Excerpts from a figure dataset
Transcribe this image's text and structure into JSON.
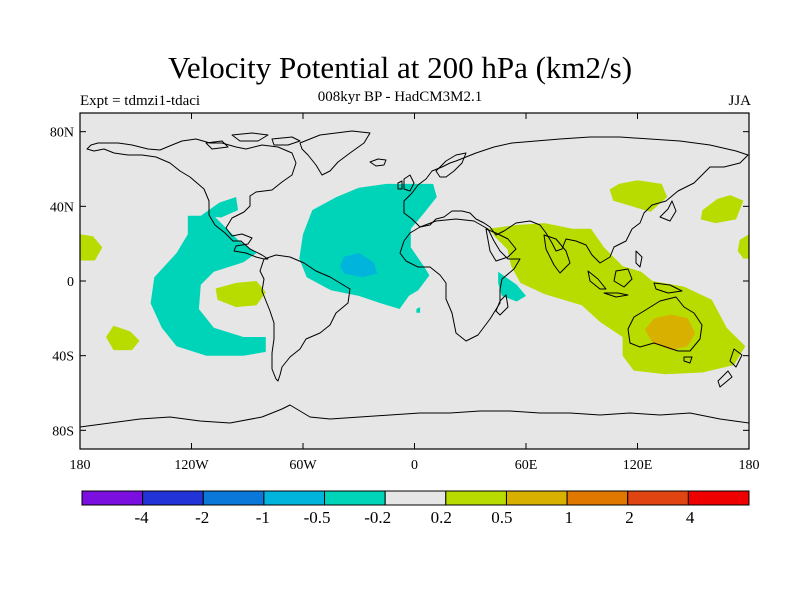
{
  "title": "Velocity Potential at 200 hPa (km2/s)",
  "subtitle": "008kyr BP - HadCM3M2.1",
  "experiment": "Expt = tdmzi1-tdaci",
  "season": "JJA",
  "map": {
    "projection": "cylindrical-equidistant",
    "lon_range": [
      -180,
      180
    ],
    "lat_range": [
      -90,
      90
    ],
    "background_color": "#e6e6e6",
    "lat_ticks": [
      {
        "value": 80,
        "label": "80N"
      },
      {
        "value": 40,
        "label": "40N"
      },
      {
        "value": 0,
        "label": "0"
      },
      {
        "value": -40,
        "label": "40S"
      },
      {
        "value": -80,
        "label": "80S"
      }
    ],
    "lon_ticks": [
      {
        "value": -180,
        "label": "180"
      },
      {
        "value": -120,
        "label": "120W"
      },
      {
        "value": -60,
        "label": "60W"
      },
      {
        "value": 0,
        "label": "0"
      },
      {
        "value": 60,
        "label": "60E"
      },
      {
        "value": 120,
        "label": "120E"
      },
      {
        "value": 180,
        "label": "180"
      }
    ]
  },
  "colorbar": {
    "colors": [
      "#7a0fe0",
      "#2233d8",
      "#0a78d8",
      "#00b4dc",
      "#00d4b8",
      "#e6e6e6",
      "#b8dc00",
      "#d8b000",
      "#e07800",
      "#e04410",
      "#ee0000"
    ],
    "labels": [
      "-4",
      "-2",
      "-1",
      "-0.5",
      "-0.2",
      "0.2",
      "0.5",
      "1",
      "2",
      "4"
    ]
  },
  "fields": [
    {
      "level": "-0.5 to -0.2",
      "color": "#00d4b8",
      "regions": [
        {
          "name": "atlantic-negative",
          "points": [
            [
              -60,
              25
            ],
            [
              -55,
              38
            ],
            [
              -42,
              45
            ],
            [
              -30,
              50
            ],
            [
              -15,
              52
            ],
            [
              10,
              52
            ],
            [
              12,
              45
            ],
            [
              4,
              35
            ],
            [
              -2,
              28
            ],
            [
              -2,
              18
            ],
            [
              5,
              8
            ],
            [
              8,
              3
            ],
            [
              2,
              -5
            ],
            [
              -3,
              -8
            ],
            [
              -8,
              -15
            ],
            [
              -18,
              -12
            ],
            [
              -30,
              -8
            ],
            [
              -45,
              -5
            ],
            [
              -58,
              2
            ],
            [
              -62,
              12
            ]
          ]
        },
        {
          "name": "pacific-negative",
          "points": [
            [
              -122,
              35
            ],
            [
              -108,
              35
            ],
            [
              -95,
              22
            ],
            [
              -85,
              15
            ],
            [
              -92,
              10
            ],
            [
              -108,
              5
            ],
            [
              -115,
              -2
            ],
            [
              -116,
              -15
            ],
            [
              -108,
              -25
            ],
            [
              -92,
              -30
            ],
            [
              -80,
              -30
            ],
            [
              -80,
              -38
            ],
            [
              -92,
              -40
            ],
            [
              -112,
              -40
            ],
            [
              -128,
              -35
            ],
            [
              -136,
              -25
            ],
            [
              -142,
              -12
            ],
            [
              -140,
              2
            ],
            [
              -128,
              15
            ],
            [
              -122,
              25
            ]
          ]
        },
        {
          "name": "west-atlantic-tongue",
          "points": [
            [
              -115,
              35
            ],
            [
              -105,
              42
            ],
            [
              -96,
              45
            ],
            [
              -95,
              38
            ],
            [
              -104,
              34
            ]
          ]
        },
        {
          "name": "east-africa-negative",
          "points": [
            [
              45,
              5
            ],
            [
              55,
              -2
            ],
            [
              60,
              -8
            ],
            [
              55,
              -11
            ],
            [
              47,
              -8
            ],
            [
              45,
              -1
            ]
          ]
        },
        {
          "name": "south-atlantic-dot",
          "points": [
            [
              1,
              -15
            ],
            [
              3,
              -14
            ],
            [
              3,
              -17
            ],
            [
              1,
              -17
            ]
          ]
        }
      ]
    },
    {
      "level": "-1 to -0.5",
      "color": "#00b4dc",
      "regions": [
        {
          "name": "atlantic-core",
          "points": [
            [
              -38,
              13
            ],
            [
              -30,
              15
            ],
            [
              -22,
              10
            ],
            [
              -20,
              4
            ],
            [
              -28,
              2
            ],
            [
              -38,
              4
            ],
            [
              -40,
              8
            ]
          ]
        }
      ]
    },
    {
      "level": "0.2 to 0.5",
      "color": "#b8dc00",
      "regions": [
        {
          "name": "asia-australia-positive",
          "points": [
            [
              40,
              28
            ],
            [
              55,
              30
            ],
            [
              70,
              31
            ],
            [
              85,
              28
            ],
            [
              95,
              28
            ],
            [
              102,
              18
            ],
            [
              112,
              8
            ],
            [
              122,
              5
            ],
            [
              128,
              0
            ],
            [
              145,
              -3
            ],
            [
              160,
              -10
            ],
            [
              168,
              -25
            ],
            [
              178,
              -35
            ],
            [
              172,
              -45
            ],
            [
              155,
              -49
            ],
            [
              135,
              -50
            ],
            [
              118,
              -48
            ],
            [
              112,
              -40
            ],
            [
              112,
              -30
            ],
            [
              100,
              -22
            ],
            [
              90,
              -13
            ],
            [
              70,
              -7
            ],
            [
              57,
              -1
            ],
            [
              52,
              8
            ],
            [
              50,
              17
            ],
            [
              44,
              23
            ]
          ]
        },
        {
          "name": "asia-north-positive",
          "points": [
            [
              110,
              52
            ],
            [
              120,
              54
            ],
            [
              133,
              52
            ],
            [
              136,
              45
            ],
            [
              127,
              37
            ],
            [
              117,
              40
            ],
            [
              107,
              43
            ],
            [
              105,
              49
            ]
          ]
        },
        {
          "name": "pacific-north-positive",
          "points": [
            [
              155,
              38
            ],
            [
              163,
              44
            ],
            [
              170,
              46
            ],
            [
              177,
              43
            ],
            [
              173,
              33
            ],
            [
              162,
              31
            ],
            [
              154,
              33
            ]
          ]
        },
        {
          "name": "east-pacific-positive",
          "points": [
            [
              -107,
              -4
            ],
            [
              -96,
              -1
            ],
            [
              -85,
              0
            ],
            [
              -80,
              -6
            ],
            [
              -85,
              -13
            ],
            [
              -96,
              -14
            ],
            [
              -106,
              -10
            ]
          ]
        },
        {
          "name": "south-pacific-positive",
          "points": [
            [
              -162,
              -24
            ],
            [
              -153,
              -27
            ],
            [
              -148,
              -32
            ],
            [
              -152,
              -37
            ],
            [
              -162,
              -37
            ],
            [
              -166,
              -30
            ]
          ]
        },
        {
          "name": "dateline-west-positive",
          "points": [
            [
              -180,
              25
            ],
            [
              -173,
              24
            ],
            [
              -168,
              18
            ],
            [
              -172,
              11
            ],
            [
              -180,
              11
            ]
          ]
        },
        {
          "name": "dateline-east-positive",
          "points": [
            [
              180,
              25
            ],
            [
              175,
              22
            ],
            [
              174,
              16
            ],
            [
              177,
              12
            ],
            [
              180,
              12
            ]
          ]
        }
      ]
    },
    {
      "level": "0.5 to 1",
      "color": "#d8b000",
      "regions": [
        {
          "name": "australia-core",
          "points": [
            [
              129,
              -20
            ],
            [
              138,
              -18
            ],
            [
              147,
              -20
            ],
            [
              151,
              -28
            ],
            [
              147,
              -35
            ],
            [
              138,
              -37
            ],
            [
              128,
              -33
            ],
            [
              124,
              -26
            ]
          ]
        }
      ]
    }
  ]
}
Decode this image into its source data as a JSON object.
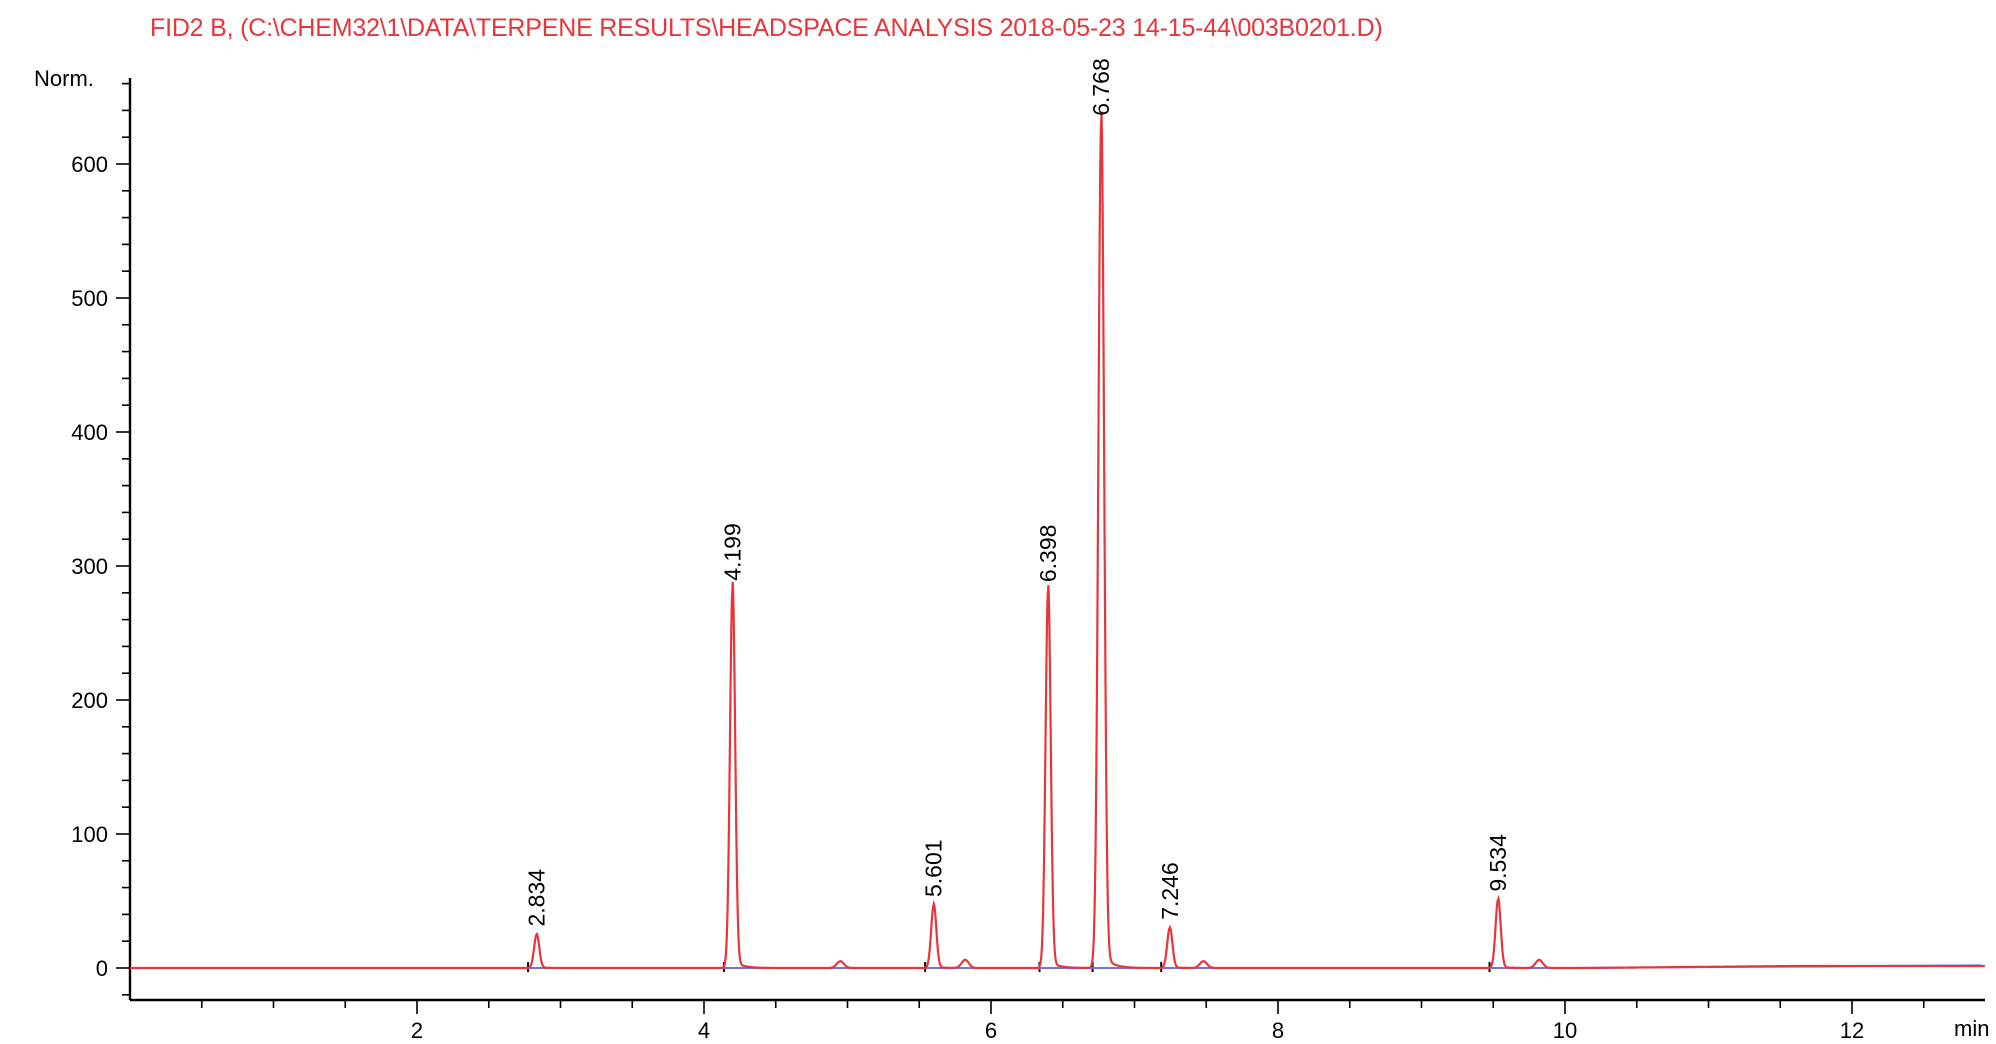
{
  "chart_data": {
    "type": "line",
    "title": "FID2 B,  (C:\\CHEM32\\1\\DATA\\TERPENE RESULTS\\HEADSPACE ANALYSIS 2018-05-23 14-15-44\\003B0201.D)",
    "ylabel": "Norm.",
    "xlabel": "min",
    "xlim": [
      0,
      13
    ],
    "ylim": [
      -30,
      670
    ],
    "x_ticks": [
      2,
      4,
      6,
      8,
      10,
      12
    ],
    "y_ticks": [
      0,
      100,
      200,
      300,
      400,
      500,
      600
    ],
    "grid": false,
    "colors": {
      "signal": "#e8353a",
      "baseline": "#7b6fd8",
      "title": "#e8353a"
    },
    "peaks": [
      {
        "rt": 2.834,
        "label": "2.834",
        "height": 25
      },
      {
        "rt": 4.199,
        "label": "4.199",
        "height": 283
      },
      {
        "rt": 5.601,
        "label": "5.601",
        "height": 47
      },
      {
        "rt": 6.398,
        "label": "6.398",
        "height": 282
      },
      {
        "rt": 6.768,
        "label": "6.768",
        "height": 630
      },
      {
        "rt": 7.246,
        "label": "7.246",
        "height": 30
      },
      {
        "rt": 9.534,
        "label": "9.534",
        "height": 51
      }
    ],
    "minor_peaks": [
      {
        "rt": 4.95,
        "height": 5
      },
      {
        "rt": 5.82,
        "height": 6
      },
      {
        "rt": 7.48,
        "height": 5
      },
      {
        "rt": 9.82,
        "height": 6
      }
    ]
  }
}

GIVEN INSTRUCTION:
Repeat the line containing "Decode this image" and every line after it up to the end of the material above, exactly as they stand, minus the pictures.

WORKED SOLUTION:
Decode this image into its source data as a JSON object.
{
  "chart_data": {
    "type": "line",
    "title": "FID2 B,  (C:\\CHEM32\\1\\DATA\\TERPENE RESULTS\\HEADSPACE ANALYSIS 2018-05-23 14-15-44\\003B0201.D)",
    "ylabel": "Norm.",
    "xlabel": "min",
    "xlim": [
      0,
      13
    ],
    "ylim": [
      -30,
      670
    ],
    "x_ticks": [
      2,
      4,
      6,
      8,
      10,
      12
    ],
    "y_ticks": [
      0,
      100,
      200,
      300,
      400,
      500,
      600
    ],
    "grid": false,
    "colors": {
      "signal": "#e8353a",
      "baseline": "#7b6fd8",
      "title": "#e8353a"
    },
    "peaks": [
      {
        "rt": 2.834,
        "label": "2.834",
        "height": 25
      },
      {
        "rt": 4.199,
        "label": "4.199",
        "height": 283
      },
      {
        "rt": 5.601,
        "label": "5.601",
        "height": 47
      },
      {
        "rt": 6.398,
        "label": "6.398",
        "height": 282
      },
      {
        "rt": 6.768,
        "label": "6.768",
        "height": 630
      },
      {
        "rt": 7.246,
        "label": "7.246",
        "height": 30
      },
      {
        "rt": 9.534,
        "label": "9.534",
        "height": 51
      }
    ],
    "minor_peaks": [
      {
        "rt": 4.95,
        "height": 5
      },
      {
        "rt": 5.82,
        "height": 6
      },
      {
        "rt": 7.48,
        "height": 5
      },
      {
        "rt": 9.82,
        "height": 6
      }
    ]
  }
}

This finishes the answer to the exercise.